* [Task instructions]: Select the lines that contain "Collins" and copy each of them.
*** Data provided
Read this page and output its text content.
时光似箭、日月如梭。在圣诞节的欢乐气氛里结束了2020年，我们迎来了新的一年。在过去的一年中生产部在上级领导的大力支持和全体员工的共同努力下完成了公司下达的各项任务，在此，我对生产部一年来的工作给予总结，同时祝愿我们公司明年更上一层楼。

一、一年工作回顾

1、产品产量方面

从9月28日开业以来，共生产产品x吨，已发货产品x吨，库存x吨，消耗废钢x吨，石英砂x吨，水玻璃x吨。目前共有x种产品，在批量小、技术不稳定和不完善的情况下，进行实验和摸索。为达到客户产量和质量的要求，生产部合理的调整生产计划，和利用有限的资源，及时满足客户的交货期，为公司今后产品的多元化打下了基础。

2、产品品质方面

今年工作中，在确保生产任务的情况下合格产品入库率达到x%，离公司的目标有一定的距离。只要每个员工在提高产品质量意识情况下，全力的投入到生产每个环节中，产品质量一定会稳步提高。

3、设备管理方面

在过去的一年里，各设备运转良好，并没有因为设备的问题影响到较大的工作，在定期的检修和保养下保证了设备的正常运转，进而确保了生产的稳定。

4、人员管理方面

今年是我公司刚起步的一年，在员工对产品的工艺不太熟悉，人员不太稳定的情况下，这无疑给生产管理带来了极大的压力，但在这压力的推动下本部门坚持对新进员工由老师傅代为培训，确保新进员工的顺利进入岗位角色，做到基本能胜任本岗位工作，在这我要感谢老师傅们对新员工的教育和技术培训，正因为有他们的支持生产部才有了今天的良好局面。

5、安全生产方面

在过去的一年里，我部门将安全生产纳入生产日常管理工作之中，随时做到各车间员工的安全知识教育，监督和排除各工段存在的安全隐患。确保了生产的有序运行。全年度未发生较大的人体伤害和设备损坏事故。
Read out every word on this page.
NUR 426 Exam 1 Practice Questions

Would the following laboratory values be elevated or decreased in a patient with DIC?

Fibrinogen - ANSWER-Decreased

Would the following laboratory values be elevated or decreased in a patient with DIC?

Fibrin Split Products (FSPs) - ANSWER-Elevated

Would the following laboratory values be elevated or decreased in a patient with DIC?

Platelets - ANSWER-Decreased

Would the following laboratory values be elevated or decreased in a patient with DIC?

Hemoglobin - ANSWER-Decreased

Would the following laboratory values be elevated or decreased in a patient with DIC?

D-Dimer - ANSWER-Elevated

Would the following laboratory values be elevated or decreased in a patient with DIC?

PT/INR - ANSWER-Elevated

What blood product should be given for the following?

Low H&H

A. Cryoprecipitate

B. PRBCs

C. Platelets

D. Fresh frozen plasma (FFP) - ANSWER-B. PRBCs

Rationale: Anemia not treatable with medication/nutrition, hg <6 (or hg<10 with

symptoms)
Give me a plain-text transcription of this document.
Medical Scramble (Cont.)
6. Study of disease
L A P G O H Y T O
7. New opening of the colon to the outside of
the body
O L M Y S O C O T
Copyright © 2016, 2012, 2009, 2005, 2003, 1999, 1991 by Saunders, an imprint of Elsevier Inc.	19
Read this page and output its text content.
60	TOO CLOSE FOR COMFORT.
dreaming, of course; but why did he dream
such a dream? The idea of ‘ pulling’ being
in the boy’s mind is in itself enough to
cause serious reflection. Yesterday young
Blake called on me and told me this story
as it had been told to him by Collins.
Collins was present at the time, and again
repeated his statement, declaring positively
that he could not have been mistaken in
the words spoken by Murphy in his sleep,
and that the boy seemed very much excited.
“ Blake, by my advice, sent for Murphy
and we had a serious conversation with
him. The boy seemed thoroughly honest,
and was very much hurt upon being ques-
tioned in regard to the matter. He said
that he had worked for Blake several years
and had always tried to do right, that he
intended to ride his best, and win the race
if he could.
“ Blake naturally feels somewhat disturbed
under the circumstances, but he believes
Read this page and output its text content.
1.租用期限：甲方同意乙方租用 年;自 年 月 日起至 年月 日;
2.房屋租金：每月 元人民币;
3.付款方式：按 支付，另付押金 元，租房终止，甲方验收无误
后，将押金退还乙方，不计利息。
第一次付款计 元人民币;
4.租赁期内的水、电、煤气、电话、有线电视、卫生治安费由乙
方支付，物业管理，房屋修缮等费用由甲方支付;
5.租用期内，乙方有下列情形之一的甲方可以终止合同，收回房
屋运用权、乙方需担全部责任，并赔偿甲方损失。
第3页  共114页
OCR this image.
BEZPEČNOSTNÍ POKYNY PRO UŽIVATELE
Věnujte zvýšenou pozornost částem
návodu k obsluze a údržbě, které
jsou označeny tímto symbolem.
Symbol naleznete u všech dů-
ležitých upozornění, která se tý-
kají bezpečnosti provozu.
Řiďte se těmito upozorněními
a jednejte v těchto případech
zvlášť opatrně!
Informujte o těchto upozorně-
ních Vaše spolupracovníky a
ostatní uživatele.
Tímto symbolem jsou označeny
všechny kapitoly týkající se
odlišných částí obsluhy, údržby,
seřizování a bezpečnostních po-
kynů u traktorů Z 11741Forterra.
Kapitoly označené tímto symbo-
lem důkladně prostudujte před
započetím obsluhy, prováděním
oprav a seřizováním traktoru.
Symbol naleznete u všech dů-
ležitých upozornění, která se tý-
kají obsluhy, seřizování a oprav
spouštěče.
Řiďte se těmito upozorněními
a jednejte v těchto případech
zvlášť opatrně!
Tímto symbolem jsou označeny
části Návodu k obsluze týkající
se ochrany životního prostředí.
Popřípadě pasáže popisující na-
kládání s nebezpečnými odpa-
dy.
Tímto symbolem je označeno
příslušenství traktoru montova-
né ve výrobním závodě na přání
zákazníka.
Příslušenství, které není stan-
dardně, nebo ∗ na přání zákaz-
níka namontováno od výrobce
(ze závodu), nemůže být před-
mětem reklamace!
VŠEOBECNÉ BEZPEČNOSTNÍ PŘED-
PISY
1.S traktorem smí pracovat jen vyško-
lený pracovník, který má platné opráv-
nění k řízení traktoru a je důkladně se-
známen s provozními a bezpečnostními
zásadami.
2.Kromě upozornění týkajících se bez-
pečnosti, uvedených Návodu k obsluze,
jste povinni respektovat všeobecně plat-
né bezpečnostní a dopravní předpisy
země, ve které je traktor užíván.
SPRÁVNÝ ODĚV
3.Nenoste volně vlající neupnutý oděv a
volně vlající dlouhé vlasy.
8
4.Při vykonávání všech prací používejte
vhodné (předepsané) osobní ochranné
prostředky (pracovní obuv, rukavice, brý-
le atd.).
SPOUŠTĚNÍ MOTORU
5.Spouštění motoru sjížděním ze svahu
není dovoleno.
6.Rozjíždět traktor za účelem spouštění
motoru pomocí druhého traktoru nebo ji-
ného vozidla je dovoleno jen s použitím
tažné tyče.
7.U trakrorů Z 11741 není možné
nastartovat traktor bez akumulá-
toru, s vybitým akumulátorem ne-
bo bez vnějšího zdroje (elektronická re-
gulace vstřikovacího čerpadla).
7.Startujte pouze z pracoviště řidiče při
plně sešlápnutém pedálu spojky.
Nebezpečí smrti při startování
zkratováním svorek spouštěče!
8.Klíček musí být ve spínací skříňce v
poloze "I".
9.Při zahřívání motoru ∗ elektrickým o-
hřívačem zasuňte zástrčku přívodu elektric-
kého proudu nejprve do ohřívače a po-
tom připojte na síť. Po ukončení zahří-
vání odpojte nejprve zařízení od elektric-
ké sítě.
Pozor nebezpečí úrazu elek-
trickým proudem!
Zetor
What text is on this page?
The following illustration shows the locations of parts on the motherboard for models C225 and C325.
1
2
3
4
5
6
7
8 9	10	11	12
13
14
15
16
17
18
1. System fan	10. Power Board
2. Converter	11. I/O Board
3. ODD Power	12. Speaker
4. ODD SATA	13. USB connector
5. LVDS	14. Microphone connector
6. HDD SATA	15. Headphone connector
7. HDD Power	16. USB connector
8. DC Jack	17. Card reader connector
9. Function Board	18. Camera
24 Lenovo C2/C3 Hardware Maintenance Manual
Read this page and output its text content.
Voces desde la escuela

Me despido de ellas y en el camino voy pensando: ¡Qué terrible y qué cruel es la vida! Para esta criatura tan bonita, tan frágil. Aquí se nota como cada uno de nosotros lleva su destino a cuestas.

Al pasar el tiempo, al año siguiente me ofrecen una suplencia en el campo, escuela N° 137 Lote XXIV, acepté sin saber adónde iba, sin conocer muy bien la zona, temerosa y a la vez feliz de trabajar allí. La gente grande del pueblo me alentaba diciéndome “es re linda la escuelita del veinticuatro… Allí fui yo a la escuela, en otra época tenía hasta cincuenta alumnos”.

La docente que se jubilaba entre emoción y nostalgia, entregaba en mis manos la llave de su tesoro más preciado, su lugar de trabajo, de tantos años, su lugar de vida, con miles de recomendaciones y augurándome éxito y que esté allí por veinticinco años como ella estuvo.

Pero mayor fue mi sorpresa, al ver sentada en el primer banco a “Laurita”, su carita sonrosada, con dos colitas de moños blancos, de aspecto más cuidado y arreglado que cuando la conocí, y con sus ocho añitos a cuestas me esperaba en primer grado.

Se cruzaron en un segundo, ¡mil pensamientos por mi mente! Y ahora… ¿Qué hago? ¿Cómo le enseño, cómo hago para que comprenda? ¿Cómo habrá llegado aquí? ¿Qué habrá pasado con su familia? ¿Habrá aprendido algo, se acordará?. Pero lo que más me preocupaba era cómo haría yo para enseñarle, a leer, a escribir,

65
******
* [Result below]:
as it had been told to him by Collins.
Collins was present at the time, and again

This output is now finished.